Gather, from the data below, each line in which the word "recentemente" occurs.
----- EXTRACTED INFORMATION -----
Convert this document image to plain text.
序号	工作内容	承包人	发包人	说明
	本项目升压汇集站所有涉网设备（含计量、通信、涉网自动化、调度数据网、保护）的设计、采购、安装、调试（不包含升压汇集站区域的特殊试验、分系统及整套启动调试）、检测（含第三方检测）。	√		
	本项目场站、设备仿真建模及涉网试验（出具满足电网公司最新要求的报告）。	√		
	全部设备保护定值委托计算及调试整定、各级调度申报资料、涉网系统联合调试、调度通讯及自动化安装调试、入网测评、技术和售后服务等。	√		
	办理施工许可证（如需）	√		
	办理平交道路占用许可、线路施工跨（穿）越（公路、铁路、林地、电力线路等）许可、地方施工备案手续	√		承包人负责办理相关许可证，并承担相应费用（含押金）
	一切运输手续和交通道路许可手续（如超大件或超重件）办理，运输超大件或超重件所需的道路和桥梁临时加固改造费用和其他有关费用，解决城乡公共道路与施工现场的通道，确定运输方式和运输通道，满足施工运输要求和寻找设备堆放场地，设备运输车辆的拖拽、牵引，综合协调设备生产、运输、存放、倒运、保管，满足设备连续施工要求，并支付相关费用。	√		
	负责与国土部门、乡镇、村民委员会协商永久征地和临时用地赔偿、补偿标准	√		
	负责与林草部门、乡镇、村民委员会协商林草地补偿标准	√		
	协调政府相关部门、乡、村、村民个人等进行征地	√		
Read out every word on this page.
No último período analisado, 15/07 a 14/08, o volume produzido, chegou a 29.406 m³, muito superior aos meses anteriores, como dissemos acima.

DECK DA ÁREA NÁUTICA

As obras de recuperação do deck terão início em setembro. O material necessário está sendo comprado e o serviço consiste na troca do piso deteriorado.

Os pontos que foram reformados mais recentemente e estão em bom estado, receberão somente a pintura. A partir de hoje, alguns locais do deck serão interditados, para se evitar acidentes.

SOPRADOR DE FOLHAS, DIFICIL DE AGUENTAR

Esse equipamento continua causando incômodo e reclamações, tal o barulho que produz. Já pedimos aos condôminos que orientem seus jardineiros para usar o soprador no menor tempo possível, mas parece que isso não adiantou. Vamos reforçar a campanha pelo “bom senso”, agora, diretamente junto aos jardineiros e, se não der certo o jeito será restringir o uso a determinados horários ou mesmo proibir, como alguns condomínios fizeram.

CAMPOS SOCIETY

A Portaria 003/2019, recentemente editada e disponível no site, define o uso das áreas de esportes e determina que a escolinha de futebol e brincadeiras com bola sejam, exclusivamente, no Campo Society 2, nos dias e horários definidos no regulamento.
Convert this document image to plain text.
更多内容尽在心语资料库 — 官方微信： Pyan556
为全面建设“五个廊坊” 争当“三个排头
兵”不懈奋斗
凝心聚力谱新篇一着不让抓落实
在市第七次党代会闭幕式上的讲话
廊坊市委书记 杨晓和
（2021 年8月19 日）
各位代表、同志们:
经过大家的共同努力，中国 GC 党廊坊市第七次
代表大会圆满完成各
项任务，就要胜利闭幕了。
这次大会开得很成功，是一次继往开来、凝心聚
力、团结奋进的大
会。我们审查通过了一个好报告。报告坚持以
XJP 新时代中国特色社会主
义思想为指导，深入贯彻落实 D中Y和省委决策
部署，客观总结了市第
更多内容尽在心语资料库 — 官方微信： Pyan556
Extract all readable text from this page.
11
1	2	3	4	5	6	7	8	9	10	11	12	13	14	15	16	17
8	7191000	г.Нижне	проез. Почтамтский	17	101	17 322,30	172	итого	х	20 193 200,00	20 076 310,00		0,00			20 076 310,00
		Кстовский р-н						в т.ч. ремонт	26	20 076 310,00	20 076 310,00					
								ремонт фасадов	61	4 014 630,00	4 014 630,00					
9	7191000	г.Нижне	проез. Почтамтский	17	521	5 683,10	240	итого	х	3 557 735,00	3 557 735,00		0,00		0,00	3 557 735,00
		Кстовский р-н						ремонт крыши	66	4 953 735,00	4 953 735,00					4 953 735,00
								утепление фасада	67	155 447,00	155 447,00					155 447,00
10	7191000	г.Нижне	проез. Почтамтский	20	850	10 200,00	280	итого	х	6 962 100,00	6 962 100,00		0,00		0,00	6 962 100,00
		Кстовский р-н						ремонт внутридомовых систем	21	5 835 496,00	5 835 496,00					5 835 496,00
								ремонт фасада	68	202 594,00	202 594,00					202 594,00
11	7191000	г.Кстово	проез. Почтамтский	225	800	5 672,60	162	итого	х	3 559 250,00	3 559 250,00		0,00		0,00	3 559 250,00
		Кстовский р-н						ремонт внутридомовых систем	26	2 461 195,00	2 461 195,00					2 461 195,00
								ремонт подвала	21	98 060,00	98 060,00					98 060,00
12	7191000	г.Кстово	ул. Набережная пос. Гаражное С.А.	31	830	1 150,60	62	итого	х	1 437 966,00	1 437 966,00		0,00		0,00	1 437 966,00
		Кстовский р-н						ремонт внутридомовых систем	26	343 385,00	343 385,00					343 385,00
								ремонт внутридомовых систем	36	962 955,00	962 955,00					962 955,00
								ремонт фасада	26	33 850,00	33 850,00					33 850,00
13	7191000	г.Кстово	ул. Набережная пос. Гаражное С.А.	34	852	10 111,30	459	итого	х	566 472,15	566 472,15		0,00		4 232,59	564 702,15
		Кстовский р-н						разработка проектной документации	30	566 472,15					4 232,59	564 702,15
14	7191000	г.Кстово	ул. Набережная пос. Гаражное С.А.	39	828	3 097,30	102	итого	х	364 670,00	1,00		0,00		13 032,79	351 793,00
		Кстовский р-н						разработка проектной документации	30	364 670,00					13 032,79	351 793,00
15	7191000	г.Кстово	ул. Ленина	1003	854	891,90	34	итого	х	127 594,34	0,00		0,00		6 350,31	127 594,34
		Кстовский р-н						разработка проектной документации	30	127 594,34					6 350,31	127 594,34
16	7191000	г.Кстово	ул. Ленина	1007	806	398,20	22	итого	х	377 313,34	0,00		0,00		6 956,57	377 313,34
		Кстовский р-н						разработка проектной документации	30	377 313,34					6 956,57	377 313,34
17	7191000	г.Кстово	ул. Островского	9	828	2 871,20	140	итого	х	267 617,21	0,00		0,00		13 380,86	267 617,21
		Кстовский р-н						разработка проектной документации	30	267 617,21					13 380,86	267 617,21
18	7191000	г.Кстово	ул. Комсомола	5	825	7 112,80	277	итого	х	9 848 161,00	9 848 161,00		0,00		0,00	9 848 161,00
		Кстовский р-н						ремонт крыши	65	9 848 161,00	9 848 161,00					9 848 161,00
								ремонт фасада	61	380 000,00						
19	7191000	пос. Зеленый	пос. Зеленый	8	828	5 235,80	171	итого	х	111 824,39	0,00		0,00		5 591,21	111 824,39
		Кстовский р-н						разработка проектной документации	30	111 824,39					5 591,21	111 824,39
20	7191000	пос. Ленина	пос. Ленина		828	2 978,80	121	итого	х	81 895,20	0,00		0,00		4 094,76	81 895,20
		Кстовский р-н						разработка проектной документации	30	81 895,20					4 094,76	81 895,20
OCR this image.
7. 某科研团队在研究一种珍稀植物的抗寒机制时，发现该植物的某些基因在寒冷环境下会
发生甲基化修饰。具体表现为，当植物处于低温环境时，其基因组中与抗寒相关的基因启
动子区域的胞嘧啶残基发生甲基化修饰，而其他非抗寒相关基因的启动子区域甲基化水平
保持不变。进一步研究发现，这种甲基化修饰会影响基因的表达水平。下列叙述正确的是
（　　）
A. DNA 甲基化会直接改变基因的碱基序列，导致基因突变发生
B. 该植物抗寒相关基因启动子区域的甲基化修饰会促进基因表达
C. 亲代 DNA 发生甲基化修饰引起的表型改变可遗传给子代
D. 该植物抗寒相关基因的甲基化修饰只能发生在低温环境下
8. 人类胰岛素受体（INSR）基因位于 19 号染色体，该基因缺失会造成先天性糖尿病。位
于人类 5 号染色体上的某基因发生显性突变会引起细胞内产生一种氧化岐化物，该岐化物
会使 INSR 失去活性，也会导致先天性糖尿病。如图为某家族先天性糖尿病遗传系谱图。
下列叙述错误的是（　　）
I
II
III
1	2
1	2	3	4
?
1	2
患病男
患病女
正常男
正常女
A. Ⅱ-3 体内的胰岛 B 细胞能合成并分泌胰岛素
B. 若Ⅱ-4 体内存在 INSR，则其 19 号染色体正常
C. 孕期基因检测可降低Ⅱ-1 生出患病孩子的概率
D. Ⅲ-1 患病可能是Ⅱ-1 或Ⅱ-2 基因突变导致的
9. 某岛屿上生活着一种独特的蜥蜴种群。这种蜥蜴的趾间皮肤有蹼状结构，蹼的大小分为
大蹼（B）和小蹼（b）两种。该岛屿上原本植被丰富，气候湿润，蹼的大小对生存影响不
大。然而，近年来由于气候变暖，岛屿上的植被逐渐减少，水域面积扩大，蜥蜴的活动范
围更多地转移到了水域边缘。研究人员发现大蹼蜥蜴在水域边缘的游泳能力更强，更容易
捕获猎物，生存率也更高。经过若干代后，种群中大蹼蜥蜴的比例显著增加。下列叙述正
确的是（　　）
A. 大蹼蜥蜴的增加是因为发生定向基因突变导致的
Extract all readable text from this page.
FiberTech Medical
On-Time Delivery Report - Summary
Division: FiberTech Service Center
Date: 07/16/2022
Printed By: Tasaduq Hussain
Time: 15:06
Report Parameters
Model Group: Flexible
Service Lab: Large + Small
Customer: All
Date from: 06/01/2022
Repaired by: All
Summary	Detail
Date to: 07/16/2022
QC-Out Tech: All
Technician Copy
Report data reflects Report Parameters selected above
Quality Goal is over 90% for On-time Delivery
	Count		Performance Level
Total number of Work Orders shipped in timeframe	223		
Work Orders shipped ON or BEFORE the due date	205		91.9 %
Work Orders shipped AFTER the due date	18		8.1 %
-----
THE RESPONSE:
Os pontos que foram reformados mais recentemente e estão em bom estado, receberão somente a pintura. A partir de hoje, alguns locais do deck serão interditados, para se evitar acidentes.
A Portaria 003/2019, recentemente editada e disponível no site, define o uso das áreas de esportes e determina que a escolinha de futebol e brincadeiras com bola sejam, exclusivamente, no Campo Society 2, nos dias e horários definidos no regulamento.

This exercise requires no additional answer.